Good point, James: I was privileged to visit the underground Lascaux twice. On my 2nd visit and after we has descended by following the railing in absolute darkness, instead if looking directly ceiling-wise, I observed the faces of the 4 Canadians and one American archaeologists when they looked up. There was no moving torch, but the expressions on their faces gave me some indication about Lascaux's 1st visitors thousands of years ago. A moving light would have made it even more impressive, if that's possible. Bryan Gordon.
Yes the emotional tenor of directly experiencing rock art is very impressive...
The archaeology is interested in the history of human social and their environment. While the paleontology is focused with life in past geologic setting.
for more information, please vist the following links:
http://www.differencebetween.net/miscellaneous/career-education/difference-between-paleontologist-and-archaeologist/
http://www.saa.org/ForthePublic/Resources/EducationalResources/ForEducators/Archaeologyfo
Sometimes you have to wonder whether cave artist(s) worked in secret and then sprung their artwork on other members of the clan in similar dramatic effect. Like the shaman who makes a new mask in secret then leaps out of the shadows during a gathering to capture and enrapt the crowd.
Yes there is truly an element of surprise, mystery and magic in experiencing rock art that is a bit different than our direct interaction with other archaeological sites. With rock art the images are overpoweringly, dramatic and of course enigmatic. Some are just beautiful to behold and commands one's attention. I feel honored and privileged to experience these remarkable paintings and drawings - a catch a faint glimpse of the awe and power of Native religion, cosmology, ritual, symbolism and ceremony.
Yes there is truly an element of surprise, mystery and magic in experiencing rock art that is a bit different than our direct interaction with other archaeological sites. With rock art the images are overpoweringly, dramatic and of course enigmatic. Some are just beautiful to behold and commands one's attention. I feel honored and privileged to experience these remarkable paintings and drawings - a catch a faint glimpse of the awe and power of Native religion, cosmology, ritual, symbolism and ceremony.

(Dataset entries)
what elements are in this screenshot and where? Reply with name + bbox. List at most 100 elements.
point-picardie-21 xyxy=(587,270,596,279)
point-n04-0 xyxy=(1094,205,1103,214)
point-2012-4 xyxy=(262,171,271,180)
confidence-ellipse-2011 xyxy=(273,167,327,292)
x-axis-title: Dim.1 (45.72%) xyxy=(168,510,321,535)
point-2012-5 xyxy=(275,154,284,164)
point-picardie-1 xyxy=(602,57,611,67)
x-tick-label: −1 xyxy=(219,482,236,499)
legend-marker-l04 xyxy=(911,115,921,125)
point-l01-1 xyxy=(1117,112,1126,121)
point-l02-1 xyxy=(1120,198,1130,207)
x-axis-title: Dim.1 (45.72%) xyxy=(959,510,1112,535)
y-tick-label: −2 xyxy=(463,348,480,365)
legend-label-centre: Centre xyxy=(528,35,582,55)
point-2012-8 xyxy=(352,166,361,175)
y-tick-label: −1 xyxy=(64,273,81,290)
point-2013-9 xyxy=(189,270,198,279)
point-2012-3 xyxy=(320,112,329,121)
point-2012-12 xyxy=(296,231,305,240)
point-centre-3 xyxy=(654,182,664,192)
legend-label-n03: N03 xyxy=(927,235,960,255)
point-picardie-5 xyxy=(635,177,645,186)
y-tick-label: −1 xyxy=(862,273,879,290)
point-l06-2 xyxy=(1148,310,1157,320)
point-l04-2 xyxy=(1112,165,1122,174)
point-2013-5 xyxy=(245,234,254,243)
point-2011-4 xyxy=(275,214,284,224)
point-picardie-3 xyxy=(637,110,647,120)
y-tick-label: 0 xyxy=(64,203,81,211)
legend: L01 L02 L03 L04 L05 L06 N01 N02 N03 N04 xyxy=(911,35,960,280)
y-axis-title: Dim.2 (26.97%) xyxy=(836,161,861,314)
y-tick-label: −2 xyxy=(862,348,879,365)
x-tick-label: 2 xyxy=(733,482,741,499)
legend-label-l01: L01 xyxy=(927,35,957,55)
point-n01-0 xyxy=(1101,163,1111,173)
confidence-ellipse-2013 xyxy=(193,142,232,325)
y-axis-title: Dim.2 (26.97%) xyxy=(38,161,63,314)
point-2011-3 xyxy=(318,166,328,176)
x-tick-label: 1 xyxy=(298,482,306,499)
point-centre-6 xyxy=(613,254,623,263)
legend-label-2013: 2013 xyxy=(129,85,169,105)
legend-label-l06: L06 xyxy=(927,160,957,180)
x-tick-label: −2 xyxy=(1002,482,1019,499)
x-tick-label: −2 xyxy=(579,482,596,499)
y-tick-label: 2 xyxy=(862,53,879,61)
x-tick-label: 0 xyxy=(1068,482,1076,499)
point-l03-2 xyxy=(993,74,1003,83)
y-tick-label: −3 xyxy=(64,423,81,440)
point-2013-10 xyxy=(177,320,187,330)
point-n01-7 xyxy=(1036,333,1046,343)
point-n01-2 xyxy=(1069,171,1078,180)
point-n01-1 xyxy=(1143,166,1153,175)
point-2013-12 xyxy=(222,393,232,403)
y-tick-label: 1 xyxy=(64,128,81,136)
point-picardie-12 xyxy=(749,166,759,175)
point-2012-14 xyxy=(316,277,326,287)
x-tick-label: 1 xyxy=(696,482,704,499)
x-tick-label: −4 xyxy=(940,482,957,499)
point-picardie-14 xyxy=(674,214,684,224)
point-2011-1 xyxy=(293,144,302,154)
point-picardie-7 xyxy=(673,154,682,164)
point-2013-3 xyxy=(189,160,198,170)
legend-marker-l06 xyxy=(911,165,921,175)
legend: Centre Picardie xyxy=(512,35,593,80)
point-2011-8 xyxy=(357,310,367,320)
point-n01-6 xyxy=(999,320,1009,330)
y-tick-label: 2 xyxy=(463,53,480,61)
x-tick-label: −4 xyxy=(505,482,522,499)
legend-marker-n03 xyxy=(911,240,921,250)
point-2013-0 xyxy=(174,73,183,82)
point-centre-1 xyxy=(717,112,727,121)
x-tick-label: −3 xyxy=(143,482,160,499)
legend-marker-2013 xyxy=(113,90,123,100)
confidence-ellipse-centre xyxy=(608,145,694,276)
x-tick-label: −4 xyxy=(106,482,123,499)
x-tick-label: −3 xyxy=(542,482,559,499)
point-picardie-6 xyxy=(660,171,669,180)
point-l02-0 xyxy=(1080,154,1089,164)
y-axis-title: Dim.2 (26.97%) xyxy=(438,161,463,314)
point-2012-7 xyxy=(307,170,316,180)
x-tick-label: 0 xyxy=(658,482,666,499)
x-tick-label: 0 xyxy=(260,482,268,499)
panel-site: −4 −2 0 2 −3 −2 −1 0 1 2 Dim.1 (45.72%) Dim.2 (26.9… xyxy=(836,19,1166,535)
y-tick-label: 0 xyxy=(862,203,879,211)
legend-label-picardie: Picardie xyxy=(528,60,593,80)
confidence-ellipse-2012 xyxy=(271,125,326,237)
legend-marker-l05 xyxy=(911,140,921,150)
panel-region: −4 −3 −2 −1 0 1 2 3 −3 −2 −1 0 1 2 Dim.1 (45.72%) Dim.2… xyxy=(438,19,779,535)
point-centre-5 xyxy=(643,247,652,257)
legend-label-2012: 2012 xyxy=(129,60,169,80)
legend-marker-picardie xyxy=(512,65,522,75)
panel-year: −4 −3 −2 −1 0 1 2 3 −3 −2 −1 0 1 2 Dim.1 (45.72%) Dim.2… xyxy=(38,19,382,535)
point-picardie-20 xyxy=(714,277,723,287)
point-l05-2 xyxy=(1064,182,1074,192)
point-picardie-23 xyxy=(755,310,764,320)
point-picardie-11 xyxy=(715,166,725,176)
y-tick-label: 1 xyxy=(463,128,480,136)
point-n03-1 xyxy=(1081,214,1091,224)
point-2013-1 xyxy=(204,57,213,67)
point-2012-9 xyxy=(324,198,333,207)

Exercises –
a - In the rock art comments, how many times did Bryan Gordon visit the underground Lascaux?
b - Reproduce everything in the rock art comments from "for more information, please" down to "enrapt the crowd.".
c - Pick up the rock art comments after their final sentence and write what comes next.

Results of the tasks –
a - Twice.

b -
for more information, please vist the following links:
http://www.differencebetween.net/miscellaneous/career-education/difference-between-paleontologist-and-archaeologist/
http://www.saa.org/ForthePublic/Resources/EducationalResources/ForEducators/Archaeologyfo
Sometimes you have to wonder whether cave artist(s) worked in secret and then sprung their artwork on other members of the clan in similar dramatic effect. Like the shaman who makes a new mask in secret then leaps out of the shadows during a gathering to capture and enrapt the crowd.

c -
An employee with a nation-wide sports store told me, when he found out what I do in the course of looking for some good field boots, that he visited his brother, who was living in California. His sibling took him to a canyon outside of town and showed him dozens of Native American rock art. I believe he said that one was on a shear cliff and was over 100 feet tall. He was awestruck by the experience and couldn't wait to return and see more. That, my friends, is art that transcends time and culture.
Solid rock art has been the consequence of training with fragile sand art?
Was art originally initiated with drawings in sand or carvings on tree trunks, disappeared for ever?
https://www.bing.com/images/search?q=sand+art&qpvt=sand+art&qpvt=sand+art&FORM=IGRE
Marcel,
Some have to work at art, others come by the talent naturally. I think those with talent do not necessarily "practice", but who is to say that some rock art/cave paintings are not just that, practice. In begs a question: is wanting to become an artist even though you have no talent a device of modern man? Did Paleolithic man have ego to do what couldn't be done, rather than accept what had to be?
The propensity for art also reminds me of a mistake I made in my youth. I was a drummer: one that had to practice my art to get better. A young boy who had never touched a set of drum asked if he could try them. Try them he did. I felt like the child as this upstart of a boy beat tunes that would take me weeks to master. That is the difference between inherent talent and learned talent.
Maybe I should post again Le Corbusier's interesting proposal in Vers une architecture:
"There is no primitive man. There are primitive means. The idea is strong from the beginning." (my translation more or less).
Our forebears were already brilliant, which explains how he managed to get here alive, after thousands of years. It was not mystery that helped us, but the knowledge harvested from deciphering those mysteries. Most rock art, monumental and small, show impressive techniques and insinuate a great skill at tool-making. Myth went hand in hand with work and invention in the material world. Rock art bears witness to that.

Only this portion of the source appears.